Set problem: Locate all lines with the word "this". Copy them.

══ Dataset content ══

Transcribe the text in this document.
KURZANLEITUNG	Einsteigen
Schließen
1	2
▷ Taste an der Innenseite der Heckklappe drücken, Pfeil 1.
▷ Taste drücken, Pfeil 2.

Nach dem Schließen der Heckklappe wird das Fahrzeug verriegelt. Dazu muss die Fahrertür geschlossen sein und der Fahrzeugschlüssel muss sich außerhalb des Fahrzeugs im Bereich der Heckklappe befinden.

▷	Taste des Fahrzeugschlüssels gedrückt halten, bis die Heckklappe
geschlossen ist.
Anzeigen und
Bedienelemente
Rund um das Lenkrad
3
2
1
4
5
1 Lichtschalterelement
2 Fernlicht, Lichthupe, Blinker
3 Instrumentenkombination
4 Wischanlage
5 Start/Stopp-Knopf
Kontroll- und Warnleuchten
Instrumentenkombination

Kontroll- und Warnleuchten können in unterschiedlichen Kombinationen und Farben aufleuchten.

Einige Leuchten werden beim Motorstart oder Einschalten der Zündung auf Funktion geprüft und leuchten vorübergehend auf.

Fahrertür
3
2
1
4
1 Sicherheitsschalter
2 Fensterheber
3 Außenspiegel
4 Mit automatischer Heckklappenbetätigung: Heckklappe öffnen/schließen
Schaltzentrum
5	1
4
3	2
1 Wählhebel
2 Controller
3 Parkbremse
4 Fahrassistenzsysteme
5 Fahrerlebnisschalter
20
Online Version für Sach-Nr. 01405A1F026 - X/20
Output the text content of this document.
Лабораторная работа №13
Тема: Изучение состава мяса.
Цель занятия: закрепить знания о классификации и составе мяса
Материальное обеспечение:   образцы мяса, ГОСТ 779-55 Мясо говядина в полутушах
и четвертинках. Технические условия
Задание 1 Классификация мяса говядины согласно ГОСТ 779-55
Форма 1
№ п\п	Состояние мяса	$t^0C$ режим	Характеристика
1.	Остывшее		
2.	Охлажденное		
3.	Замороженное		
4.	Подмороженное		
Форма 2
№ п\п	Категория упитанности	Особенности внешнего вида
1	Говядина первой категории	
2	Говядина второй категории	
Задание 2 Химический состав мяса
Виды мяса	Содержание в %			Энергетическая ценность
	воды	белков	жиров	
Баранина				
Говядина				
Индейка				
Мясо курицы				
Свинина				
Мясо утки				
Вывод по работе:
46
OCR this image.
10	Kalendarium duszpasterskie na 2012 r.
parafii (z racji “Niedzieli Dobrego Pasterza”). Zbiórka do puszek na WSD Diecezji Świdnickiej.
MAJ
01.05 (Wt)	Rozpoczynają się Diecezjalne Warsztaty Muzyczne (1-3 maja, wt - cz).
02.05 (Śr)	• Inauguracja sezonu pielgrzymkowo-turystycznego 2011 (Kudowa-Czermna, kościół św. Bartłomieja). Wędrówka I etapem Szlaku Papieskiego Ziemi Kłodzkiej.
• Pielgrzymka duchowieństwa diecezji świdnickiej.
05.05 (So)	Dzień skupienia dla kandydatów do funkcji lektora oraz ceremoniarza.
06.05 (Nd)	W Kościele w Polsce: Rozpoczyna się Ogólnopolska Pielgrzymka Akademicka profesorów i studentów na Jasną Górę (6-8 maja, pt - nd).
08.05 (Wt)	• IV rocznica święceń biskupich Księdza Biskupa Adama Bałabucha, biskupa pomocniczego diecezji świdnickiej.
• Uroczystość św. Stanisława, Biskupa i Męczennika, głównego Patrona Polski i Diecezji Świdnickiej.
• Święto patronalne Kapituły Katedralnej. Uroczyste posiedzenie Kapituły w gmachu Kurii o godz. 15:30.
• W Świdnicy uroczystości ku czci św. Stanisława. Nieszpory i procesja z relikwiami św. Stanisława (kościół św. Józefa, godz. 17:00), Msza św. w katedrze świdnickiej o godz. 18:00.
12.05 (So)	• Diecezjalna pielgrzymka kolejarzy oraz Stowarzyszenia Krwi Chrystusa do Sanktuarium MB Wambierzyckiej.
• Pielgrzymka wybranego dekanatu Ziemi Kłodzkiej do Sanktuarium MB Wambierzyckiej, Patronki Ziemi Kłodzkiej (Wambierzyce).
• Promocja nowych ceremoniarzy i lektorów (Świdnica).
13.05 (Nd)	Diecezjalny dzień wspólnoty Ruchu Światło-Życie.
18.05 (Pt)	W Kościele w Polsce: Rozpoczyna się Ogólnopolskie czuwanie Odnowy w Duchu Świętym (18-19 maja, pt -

═══

Written solution:
Transcribe the text in this document.
Output the text content of this document.
OCR this image.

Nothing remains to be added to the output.